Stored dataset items
____________________
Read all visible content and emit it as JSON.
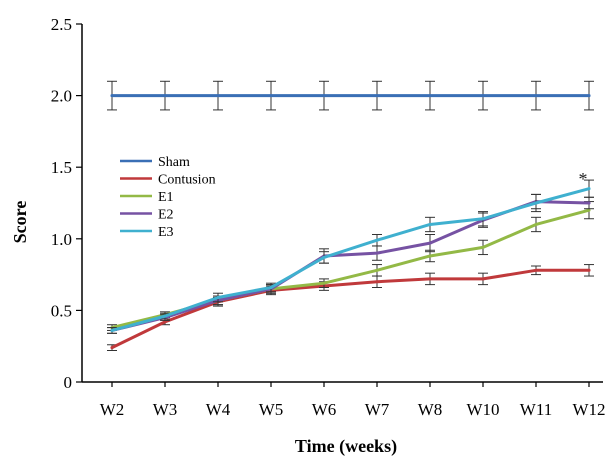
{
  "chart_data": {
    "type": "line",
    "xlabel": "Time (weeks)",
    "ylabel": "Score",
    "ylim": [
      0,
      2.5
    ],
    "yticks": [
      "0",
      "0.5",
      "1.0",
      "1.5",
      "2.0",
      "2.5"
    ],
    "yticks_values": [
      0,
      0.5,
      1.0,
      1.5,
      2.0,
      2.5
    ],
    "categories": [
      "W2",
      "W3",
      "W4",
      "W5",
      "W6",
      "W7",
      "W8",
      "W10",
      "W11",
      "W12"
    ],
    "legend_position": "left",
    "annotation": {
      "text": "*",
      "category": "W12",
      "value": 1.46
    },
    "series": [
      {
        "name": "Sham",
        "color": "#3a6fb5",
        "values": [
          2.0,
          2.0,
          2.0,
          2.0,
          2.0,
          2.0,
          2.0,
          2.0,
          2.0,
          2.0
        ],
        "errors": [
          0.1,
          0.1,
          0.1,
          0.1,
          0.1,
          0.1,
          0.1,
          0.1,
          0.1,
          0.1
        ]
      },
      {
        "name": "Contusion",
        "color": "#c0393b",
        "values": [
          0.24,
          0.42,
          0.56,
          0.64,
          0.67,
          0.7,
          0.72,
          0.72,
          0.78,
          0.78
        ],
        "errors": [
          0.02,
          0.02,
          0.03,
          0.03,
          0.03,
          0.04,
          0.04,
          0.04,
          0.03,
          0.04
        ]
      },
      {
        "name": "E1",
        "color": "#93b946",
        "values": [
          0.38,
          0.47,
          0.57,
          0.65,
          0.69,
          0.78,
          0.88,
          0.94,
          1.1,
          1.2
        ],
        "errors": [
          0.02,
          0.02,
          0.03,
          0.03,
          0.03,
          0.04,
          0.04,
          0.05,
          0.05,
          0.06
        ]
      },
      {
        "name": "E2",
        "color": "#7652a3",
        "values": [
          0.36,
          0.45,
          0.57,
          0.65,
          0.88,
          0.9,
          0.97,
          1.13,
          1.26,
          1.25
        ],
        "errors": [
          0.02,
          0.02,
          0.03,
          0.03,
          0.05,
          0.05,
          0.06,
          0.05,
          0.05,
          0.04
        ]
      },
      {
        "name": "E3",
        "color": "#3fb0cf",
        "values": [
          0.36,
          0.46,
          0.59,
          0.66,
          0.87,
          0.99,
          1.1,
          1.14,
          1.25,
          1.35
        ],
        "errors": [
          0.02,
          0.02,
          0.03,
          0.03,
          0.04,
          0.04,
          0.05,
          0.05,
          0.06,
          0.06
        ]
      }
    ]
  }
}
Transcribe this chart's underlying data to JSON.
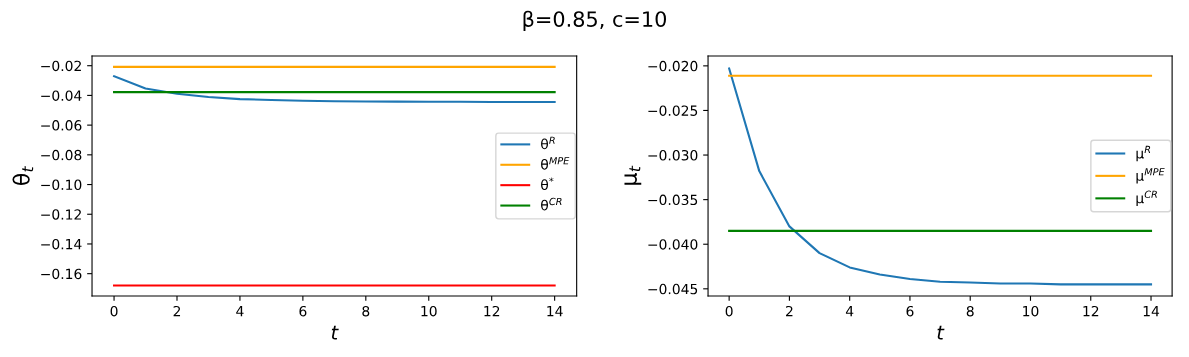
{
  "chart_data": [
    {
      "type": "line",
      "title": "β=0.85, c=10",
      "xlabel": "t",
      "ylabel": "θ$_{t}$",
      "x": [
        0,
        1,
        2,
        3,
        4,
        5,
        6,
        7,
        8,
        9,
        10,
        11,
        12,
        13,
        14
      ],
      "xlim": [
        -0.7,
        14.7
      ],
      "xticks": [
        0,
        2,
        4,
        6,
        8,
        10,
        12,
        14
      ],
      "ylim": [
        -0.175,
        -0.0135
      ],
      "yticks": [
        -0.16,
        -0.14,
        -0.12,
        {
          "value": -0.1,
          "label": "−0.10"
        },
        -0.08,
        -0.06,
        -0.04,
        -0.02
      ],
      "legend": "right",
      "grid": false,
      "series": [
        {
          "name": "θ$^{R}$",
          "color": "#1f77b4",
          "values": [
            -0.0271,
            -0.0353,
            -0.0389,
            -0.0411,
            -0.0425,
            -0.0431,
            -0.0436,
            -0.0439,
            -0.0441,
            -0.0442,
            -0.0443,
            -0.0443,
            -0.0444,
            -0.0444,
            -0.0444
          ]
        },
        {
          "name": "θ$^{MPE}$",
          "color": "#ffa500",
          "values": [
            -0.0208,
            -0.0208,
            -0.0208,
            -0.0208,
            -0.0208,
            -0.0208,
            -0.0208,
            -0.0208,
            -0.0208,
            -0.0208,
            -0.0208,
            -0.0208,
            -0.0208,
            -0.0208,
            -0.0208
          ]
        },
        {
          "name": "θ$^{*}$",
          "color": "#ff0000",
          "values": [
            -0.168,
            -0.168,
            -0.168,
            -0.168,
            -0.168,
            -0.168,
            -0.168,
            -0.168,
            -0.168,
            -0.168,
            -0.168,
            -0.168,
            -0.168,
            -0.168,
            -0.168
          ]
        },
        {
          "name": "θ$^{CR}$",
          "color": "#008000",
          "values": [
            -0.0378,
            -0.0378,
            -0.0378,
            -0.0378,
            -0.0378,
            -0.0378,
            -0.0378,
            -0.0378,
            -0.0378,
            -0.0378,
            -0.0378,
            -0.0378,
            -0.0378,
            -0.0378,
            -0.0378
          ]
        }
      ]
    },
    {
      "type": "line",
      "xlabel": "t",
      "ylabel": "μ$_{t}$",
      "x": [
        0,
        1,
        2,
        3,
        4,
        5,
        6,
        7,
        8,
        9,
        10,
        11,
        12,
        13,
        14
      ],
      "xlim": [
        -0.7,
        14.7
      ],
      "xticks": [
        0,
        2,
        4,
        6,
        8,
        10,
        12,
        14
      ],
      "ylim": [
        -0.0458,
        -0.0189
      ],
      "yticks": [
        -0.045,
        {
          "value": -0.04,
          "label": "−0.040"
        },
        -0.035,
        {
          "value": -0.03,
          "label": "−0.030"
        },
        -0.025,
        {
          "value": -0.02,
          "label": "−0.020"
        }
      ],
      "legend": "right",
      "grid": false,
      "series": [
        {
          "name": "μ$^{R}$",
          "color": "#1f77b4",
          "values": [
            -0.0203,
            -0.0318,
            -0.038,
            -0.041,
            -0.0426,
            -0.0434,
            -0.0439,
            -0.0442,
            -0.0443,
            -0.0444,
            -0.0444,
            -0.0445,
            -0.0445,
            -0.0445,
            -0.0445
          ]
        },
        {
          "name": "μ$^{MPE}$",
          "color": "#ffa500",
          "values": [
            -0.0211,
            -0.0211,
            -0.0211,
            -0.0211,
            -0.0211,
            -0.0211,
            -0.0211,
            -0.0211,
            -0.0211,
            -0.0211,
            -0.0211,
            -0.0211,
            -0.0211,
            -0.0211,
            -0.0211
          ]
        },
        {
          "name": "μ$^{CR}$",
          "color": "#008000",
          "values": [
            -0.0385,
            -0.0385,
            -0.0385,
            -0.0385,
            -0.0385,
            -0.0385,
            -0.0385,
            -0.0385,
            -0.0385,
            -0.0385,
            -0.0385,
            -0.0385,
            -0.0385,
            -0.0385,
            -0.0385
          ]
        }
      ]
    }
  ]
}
____________________
Exercise details: Omit the pictures, then quote the rest of the material above exactly.

Output for this exercise:
Read all visible content and emit it as JSON.
{
  "chart_data": {
    "type": "line",
    "xlabel": "Time (weeks)",
    "ylabel": "Score",
    "ylim": [
      0,
      2.5
    ],
    "yticks": [
      "0",
      "0.5",
      "1.0",
      "1.5",
      "2.0",
      "2.5"
    ],
    "yticks_values": [
      0,
      0.5,
      1.0,
      1.5,
      2.0,
      2.5
    ],
    "categories": [
      "W2",
      "W3",
      "W4",
      "W5",
      "W6",
      "W7",
      "W8",
      "W10",
      "W11",
      "W12"
    ],
    "legend_position": "left",
    "annotation": {
      "text": "*",
      "category": "W12",
      "value": 1.46
    },
    "series": [
      {
        "name": "Sham",
        "color": "#3a6fb5",
        "values": [
          2.0,
          2.0,
          2.0,
          2.0,
          2.0,
          2.0,
          2.0,
          2.0,
          2.0,
          2.0
        ],
        "errors": [
          0.1,
          0.1,
          0.1,
          0.1,
          0.1,
          0.1,
          0.1,
          0.1,
          0.1,
          0.1
        ]
      },
      {
        "name": "Contusion",
        "color": "#c0393b",
        "values": [
          0.24,
          0.42,
          0.56,
          0.64,
          0.67,
          0.7,
          0.72,
          0.72,
          0.78,
          0.78
        ],
        "errors": [
          0.02,
          0.02,
          0.03,
          0.03,
          0.03,
          0.04,
          0.04,
          0.04,
          0.03,
          0.04
        ]
      },
      {
        "name": "E1",
        "color": "#93b946",
        "values": [
          0.38,
          0.47,
          0.57,
          0.65,
          0.69,
          0.78,
          0.88,
          0.94,
          1.1,
          1.2
        ],
        "errors": [
          0.02,
          0.02,
          0.03,
          0.03,
          0.03,
          0.04,
          0.04,
          0.05,
          0.05,
          0.06
        ]
      },
      {
        "name": "E2",
        "color": "#7652a3",
        "values": [
          0.36,
          0.45,
          0.57,
          0.65,
          0.88,
          0.9,
          0.97,
          1.13,
          1.26,
          1.25
        ],
        "errors": [
          0.02,
          0.02,
          0.03,
          0.03,
          0.05,
          0.05,
          0.06,
          0.05,
          0.05,
          0.04
        ]
      },
      {
        "name": "E3",
        "color": "#3fb0cf",
        "values": [
          0.36,
          0.46,
          0.59,
          0.66,
          0.87,
          0.99,
          1.1,
          1.14,
          1.25,
          1.35
        ],
        "errors": [
          0.02,
          0.02,
          0.03,
          0.03,
          0.04,
          0.04,
          0.05,
          0.05,
          0.06,
          0.06
        ]
      }
    ]
  }
}
Transcribe this chart's underlying data to JSON.
{
  "chart_data": [
    {
      "type": "line",
      "title": "β=0.85, c=10",
      "xlabel": "t",
      "ylabel": "θ$_{t}$",
      "x": [
        0,
        1,
        2,
        3,
        4,
        5,
        6,
        7,
        8,
        9,
        10,
        11,
        12,
        13,
        14
      ],
      "xlim": [
        -0.7,
        14.7
      ],
      "xticks": [
        0,
        2,
        4,
        6,
        8,
        10,
        12,
        14
      ],
      "ylim": [
        -0.175,
        -0.0135
      ],
      "yticks": [
        -0.16,
        -0.14,
        -0.12,
        {
          "value": -0.1,
          "label": "−0.10"
        },
        -0.08,
        -0.06,
        -0.04,
        -0.02
      ],
      "legend": "right",
      "grid": false,
      "series": [
        {
          "name": "θ$^{R}$",
          "color": "#1f77b4",
          "values": [
            -0.0271,
            -0.0353,
            -0.0389,
            -0.0411,
            -0.0425,
            -0.0431,
            -0.0436,
            -0.0439,
            -0.0441,
            -0.0442,
            -0.0443,
            -0.0443,
            -0.0444,
            -0.0444,
            -0.0444
          ]
        },
        {
          "name": "θ$^{MPE}$",
          "color": "#ffa500",
          "values": [
            -0.0208,
            -0.0208,
            -0.0208,
            -0.0208,
            -0.0208,
            -0.0208,
            -0.0208,
            -0.0208,
            -0.0208,
            -0.0208,
            -0.0208,
            -0.0208,
            -0.0208,
            -0.0208,
            -0.0208
          ]
        },
        {
          "name": "θ$^{*}$",
          "color": "#ff0000",
          "values": [
            -0.168,
            -0.168,
            -0.168,
            -0.168,
            -0.168,
            -0.168,
            -0.168,
            -0.168,
            -0.168,
            -0.168,
            -0.168,
            -0.168,
            -0.168,
            -0.168,
            -0.168
          ]
        },
        {
          "name": "θ$^{CR}$",
          "color": "#008000",
          "values": [
            -0.0378,
            -0.0378,
            -0.0378,
            -0.0378,
            -0.0378,
            -0.0378,
            -0.0378,
            -0.0378,
            -0.0378,
            -0.0378,
            -0.0378,
            -0.0378,
            -0.0378,
            -0.0378,
            -0.0378
          ]
        }
      ]
    },
    {
      "type": "line",
      "xlabel": "t",
      "ylabel": "μ$_{t}$",
      "x": [
        0,
        1,
        2,
        3,
        4,
        5,
        6,
        7,
        8,
        9,
        10,
        11,
        12,
        13,
        14
      ],
      "xlim": [
        -0.7,
        14.7
      ],
      "xticks": [
        0,
        2,
        4,
        6,
        8,
        10,
        12,
        14
      ],
      "ylim": [
        -0.0458,
        -0.0189
      ],
      "yticks": [
        -0.045,
        {
          "value": -0.04,
          "label": "−0.040"
        },
        -0.035,
        {
          "value": -0.03,
          "label": "−0.030"
        },
        -0.025,
        {
          "value": -0.02,
          "label": "−0.020"
        }
      ],
      "legend": "right",
      "grid": false,
      "series": [
        {
          "name": "μ$^{R}$",
          "color": "#1f77b4",
          "values": [
            -0.0203,
            -0.0318,
            -0.038,
            -0.041,
            -0.0426,
            -0.0434,
            -0.0439,
            -0.0442,
            -0.0443,
            -0.0444,
            -0.0444,
            -0.0445,
            -0.0445,
            -0.0445,
            -0.0445
          ]
        },
        {
          "name": "μ$^{MPE}$",
          "color": "#ffa500",
          "values": [
            -0.0211,
            -0.0211,
            -0.0211,
            -0.0211,
            -0.0211,
            -0.0211,
            -0.0211,
            -0.0211,
            -0.0211,
            -0.0211,
            -0.0211,
            -0.0211,
            -0.0211,
            -0.0211,
            -0.0211
          ]
        },
        {
          "name": "μ$^{CR}$",
          "color": "#008000",
          "values": [
            -0.0385,
            -0.0385,
            -0.0385,
            -0.0385,
            -0.0385,
            -0.0385,
            -0.0385,
            -0.0385,
            -0.0385,
            -0.0385,
            -0.0385,
            -0.0385,
            -0.0385,
            -0.0385,
            -0.0385
          ]
        }
      ]
    }
  ]
}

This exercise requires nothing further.